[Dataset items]
──────────────────────────────

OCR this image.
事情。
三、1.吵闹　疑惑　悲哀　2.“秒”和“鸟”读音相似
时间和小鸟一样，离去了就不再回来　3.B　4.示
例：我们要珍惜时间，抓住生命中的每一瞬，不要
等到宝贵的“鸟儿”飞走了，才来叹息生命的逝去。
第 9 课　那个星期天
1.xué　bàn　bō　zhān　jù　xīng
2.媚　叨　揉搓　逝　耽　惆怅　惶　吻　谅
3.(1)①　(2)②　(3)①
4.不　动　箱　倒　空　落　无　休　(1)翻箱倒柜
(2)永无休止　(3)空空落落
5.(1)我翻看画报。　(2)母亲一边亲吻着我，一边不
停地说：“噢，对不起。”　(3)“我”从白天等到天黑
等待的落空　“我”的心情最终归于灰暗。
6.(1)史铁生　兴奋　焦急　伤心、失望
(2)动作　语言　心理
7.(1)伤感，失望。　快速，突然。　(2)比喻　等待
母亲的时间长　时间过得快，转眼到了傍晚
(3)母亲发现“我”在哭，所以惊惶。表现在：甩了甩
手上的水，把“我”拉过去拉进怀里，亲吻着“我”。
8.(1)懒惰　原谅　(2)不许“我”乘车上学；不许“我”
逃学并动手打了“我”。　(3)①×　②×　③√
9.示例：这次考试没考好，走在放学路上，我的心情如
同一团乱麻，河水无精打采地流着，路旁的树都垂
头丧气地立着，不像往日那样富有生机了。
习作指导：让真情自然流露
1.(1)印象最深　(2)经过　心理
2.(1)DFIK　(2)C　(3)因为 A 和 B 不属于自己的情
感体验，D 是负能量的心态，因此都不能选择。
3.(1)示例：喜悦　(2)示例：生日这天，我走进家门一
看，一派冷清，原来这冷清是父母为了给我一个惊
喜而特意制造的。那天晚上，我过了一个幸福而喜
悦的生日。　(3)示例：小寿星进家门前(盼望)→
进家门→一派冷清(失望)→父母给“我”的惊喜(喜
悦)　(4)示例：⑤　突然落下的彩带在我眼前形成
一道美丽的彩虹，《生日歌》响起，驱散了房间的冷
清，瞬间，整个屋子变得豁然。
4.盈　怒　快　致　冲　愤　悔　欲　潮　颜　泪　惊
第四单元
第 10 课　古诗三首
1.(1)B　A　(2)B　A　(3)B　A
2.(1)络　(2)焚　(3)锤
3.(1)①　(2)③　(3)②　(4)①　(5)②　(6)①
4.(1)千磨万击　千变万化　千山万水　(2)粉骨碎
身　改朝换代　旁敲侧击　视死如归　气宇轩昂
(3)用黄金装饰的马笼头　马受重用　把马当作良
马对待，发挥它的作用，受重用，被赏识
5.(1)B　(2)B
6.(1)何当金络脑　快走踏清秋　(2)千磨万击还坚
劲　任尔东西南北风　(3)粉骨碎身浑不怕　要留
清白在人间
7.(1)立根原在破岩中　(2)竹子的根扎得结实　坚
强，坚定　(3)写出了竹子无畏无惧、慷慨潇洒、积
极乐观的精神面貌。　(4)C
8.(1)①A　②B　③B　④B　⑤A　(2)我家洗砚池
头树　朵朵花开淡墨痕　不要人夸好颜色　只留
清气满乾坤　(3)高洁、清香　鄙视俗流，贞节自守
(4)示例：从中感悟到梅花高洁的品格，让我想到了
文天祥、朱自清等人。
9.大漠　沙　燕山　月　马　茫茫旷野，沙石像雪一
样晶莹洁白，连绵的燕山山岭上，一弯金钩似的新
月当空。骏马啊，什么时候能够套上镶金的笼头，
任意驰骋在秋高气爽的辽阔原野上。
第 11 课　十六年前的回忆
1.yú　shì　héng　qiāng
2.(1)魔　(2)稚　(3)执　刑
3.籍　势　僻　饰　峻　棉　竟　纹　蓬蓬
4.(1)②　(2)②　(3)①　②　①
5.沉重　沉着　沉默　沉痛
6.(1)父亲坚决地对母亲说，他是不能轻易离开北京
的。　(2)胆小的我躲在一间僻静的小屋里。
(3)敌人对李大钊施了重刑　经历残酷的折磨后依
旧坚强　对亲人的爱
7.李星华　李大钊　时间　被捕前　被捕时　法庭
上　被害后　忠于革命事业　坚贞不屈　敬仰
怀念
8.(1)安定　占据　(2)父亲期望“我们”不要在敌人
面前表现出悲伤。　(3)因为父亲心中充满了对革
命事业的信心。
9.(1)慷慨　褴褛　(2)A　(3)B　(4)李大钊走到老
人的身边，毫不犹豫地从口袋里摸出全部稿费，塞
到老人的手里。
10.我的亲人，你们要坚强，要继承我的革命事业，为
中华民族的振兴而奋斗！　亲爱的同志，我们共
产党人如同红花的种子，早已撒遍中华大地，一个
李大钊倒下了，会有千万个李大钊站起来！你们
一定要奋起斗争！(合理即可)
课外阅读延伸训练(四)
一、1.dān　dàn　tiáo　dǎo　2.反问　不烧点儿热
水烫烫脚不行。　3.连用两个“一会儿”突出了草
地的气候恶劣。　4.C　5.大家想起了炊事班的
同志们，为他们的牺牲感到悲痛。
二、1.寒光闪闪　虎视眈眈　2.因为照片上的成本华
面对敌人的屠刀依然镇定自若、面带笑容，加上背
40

──────────────────────────────

From the records above, copy every line that holds the word "一派冷清".

Written solution:
看，一派冷清，原来这冷清是父母为了给我一个惊
进家门→一派冷清(失望)→父母给“我”的惊喜(喜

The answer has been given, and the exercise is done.